AIM OF THE TASK: Can you write out the whole listing exactly?

DATA SECTION:

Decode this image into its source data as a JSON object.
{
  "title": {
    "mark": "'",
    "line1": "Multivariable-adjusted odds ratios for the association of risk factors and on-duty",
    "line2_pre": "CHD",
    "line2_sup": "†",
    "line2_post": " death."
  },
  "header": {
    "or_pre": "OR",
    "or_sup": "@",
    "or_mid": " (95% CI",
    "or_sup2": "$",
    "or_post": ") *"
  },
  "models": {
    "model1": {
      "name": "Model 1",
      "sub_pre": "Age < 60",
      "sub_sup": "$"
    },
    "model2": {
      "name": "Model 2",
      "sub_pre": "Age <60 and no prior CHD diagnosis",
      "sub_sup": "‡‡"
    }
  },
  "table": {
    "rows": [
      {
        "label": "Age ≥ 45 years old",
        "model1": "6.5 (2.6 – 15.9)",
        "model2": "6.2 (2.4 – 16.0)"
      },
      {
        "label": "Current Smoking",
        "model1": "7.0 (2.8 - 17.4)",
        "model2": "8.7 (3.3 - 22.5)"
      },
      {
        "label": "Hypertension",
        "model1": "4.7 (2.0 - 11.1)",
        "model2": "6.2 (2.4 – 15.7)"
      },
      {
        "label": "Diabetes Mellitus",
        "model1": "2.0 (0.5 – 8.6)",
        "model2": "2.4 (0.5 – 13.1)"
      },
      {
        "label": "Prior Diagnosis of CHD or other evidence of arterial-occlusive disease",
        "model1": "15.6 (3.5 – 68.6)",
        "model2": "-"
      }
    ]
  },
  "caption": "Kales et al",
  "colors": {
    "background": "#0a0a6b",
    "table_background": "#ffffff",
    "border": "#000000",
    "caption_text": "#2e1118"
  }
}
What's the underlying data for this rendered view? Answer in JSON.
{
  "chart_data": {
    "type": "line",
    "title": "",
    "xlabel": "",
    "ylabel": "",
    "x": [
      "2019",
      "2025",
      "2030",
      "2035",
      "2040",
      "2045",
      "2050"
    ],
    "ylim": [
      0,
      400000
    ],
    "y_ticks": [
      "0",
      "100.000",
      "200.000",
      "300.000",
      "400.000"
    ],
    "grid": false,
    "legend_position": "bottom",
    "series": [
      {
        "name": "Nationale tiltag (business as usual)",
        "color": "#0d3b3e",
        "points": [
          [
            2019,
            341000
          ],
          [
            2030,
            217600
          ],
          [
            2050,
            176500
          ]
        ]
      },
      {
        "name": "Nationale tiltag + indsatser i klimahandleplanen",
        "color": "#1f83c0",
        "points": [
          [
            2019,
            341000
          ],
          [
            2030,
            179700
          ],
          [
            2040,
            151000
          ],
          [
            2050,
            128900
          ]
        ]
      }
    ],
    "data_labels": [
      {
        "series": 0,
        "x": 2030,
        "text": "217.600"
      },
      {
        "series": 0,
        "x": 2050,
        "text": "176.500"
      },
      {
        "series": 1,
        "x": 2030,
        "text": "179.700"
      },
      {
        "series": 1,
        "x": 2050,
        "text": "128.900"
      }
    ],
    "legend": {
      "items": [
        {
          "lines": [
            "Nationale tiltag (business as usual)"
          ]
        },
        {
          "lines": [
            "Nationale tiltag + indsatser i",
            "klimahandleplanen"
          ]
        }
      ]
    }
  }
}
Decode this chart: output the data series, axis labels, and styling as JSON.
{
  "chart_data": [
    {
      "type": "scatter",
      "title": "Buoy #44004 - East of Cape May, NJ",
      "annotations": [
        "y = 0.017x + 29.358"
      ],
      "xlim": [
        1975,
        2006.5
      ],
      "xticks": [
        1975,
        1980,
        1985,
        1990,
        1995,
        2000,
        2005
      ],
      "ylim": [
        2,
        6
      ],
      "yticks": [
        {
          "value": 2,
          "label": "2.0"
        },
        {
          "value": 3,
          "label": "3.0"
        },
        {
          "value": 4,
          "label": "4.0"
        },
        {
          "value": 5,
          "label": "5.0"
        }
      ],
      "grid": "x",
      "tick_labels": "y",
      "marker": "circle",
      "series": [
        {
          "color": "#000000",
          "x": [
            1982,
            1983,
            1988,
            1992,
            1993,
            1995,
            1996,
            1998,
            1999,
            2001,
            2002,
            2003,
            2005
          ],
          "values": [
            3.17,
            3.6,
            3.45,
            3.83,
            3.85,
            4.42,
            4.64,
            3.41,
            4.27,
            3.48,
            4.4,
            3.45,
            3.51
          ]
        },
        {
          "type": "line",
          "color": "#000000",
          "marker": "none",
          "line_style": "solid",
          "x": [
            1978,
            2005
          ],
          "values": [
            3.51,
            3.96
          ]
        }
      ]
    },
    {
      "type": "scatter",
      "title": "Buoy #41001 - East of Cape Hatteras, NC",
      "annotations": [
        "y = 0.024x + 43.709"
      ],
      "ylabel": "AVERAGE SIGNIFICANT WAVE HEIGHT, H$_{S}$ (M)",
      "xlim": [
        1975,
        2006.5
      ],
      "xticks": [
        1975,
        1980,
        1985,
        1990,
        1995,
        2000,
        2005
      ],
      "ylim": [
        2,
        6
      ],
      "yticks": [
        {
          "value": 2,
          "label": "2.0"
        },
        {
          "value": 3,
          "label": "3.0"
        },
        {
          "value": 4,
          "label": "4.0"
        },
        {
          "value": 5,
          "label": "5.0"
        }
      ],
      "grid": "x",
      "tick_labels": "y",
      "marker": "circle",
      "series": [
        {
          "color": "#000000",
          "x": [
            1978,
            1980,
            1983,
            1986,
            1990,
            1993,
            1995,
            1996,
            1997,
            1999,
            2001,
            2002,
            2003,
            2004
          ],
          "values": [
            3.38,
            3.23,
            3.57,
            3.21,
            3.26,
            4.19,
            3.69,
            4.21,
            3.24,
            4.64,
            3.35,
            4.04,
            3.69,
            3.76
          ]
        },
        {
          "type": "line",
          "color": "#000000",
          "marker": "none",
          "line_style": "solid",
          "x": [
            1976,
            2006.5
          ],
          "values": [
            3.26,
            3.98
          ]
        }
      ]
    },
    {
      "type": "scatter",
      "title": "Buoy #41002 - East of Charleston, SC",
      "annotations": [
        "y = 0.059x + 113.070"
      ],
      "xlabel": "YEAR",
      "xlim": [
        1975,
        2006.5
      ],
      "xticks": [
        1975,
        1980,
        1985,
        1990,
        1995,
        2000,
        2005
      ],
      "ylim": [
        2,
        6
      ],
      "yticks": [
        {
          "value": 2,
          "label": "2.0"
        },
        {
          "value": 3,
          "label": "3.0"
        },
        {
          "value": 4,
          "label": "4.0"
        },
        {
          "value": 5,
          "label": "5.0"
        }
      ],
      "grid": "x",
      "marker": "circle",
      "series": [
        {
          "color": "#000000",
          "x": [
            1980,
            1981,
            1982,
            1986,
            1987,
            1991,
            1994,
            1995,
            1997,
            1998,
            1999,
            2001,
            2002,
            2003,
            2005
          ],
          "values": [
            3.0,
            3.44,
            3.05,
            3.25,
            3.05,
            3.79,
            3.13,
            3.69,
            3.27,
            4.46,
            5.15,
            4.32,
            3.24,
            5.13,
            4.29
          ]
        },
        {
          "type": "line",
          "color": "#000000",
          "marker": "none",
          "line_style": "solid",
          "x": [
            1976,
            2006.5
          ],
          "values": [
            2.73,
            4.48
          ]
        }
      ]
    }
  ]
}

EXPECTED OUTPUT:
Decode this image into its source data as a JSON object.
{
  "title": {
    "mark": "'",
    "line1": "Multivariable-adjusted odds ratios for the association of risk factors and on-duty",
    "line2_pre": "CHD",
    "line2_sup": "†",
    "line2_post": " death."
  },
  "header": {
    "or_pre": "OR",
    "or_sup": "@",
    "or_mid": " (95% CI",
    "or_sup2": "$",
    "or_post": ") *"
  },
  "models": {
    "model1": {
      "name": "Model 1",
      "sub_pre": "Age < 60",
      "sub_sup": "$"
    },
    "model2": {
      "name": "Model 2",
      "sub_pre": "Age <60 and no prior CHD diagnosis",
      "sub_sup": "‡‡"
    }
  },
  "table": {
    "rows": [
      {
        "label": "Age ≥ 45 years old",
        "model1": "6.5 (2.6 – 15.9)",
        "model2": "6.2 (2.4 – 16.0)"
      },
      {
        "label": "Current Smoking",
        "model1": "7.0 (2.8 - 17.4)",
        "model2": "8.7 (3.3 - 22.5)"
      },
      {
        "label": "Hypertension",
        "model1": "4.7 (2.0 - 11.1)",
        "model2": "6.2 (2.4 – 15.7)"
      },
      {
        "label": "Diabetes Mellitus",
        "model1": "2.0 (0.5 – 8.6)",
        "model2": "2.4 (0.5 – 13.1)"
      },
      {
        "label": "Prior Diagnosis of CHD or other evidence of arterial-occlusive disease",
        "model1": "15.6 (3.5 – 68.6)",
        "model2": "-"
      }
    ]
  },
  "caption": "Kales et al",
  "colors": {
    "background": "#0a0a6b",
    "table_background": "#ffffff",
    "border": "#000000",
    "caption_text": "#2e1118"
  }
}
What's the underlying data for this rendered view? Answer in JSON.
{
  "chart_data": {
    "type": "line",
    "title": "",
    "xlabel": "",
    "ylabel": "",
    "x": [
      "2019",
      "2025",
      "2030",
      "2035",
      "2040",
      "2045",
      "2050"
    ],
    "ylim": [
      0,
      400000
    ],
    "y_ticks": [
      "0",
      "100.000",
      "200.000",
      "300.000",
      "400.000"
    ],
    "grid": false,
    "legend_position": "bottom",
    "series": [
      {
        "name": "Nationale tiltag (business as usual)",
        "color": "#0d3b3e",
        "points": [
          [
            2019,
            341000
          ],
          [
            2030,
            217600
          ],
          [
            2050,
            176500
          ]
        ]
      },
      {
        "name": "Nationale tiltag + indsatser i klimahandleplanen",
        "color": "#1f83c0",
        "points": [
          [
            2019,
            341000
          ],
          [
            2030,
            179700
          ],
          [
            2040,
            151000
          ],
          [
            2050,
            128900
          ]
        ]
      }
    ],
    "data_labels": [
      {
        "series": 0,
        "x": 2030,
        "text": "217.600"
      },
      {
        "series": 0,
        "x": 2050,
        "text": "176.500"
      },
      {
        "series": 1,
        "x": 2030,
        "text": "179.700"
      },
      {
        "series": 1,
        "x": 2050,
        "text": "128.900"
      }
    ],
    "legend": {
      "items": [
        {
          "lines": [
            "Nationale tiltag (business as usual)"
          ]
        },
        {
          "lines": [
            "Nationale tiltag + indsatser i",
            "klimahandleplanen"
          ]
        }
      ]
    }
  }
}
Decode this chart: output the data series, axis labels, and styling as JSON.
{
  "chart_data": [
    {
      "type": "scatter",
      "title": "Buoy #44004 - East of Cape May, NJ",
      "annotations": [
        "y = 0.017x + 29.358"
      ],
      "xlim": [
        1975,
        2006.5
      ],
      "xticks": [
        1975,
        1980,
        1985,
        1990,
        1995,
        2000,
        2005
      ],
      "ylim": [
        2,
        6
      ],
      "yticks": [
        {
          "value": 2,
          "label": "2.0"
        },
        {
          "value": 3,
          "label": "3.0"
        },
        {
          "value": 4,
          "label": "4.0"
        },
        {
          "value": 5,
          "label": "5.0"
        }
      ],
      "grid": "x",
      "tick_labels": "y",
      "marker": "circle",
      "series": [
        {
          "color": "#000000",
          "x": [
            1982,
            1983,
            1988,
            1992,
            1993,
            1995,
            1996,
            1998,
            1999,
            2001,
            2002,
            2003,
            2005
          ],
          "values": [
            3.17,
            3.6,
            3.45,
            3.83,
            3.85,
            4.42,
            4.64,
            3.41,
            4.27,
            3.48,
            4.4,
            3.45,
            3.51
          ]
        },
        {
          "type": "line",
          "color": "#000000",
          "marker": "none",
          "line_style": "solid",
          "x": [
            1978,
            2005
          ],
          "values": [
            3.51,
            3.96
          ]
        }
      ]
    },
    {
      "type": "scatter",
      "title": "Buoy #41001 - East of Cape Hatteras, NC",
      "annotations": [
        "y = 0.024x + 43.709"
      ],
      "ylabel": "AVERAGE SIGNIFICANT WAVE HEIGHT, H$_{S}$ (M)",
      "xlim": [
        1975,
        2006.5
      ],
      "xticks": [
        1975,
        1980,
        1985,
        1990,
        1995,
        2000,
        2005
      ],
      "ylim": [
        2,
        6
      ],
      "yticks": [
        {
          "value": 2,
          "label": "2.0"
        },
        {
          "value": 3,
          "label": "3.0"
        },
        {
          "value": 4,
          "label": "4.0"
        },
        {
          "value": 5,
          "label": "5.0"
        }
      ],
      "grid": "x",
      "tick_labels": "y",
      "marker": "circle",
      "series": [
        {
          "color": "#000000",
          "x": [
            1978,
            1980,
            1983,
            1986,
            1990,
            1993,
            1995,
            1996,
            1997,
            1999,
            2001,
            2002,
            2003,
            2004
          ],
          "values": [
            3.38,
            3.23,
            3.57,
            3.21,
            3.26,
            4.19,
            3.69,
            4.21,
            3.24,
            4.64,
            3.35,
            4.04,
            3.69,
            3.76
          ]
        },
        {
          "type": "line",
          "color": "#000000",
          "marker": "none",
          "line_style": "solid",
          "x": [
            1976,
            2006.5
          ],
          "values": [
            3.26,
            3.98
          ]
        }
      ]
    },
    {
      "type": "scatter",
      "title": "Buoy #41002 - East of Charleston, SC",
      "annotations": [
        "y = 0.059x + 113.070"
      ],
      "xlabel": "YEAR",
      "xlim": [
        1975,
        2006.5
      ],
      "xticks": [
        1975,
        1980,
        1985,
        1990,
        1995,
        2000,
        2005
      ],
      "ylim": [
        2,
        6
      ],
      "yticks": [
        {
          "value": 2,
          "label": "2.0"
        },
        {
          "value": 3,
          "label": "3.0"
        },
        {
          "value": 4,
          "label": "4.0"
        },
        {
          "value": 5,
          "label": "5.0"
        }
      ],
      "grid": "x",
      "marker": "circle",
      "series": [
        {
          "color": "#000000",
          "x": [
            1980,
            1981,
            1982,
            1986,
            1987,
            1991,
            1994,
            1995,
            1997,
            1998,
            1999,
            2001,
            2002,
            2003,
            2005
          ],
          "values": [
            3.0,
            3.44,
            3.05,
            3.25,
            3.05,
            3.79,
            3.13,
            3.69,
            3.27,
            4.46,
            5.15,
            4.32,
            3.24,
            5.13,
            4.29
          ]
        },
        {
          "type": "line",
          "color": "#000000",
          "marker": "none",
          "line_style": "solid",
          "x": [
            1976,
            2006.5
          ],
          "values": [
            2.73,
            4.48
          ]
        }
      ]
    }
  ]
}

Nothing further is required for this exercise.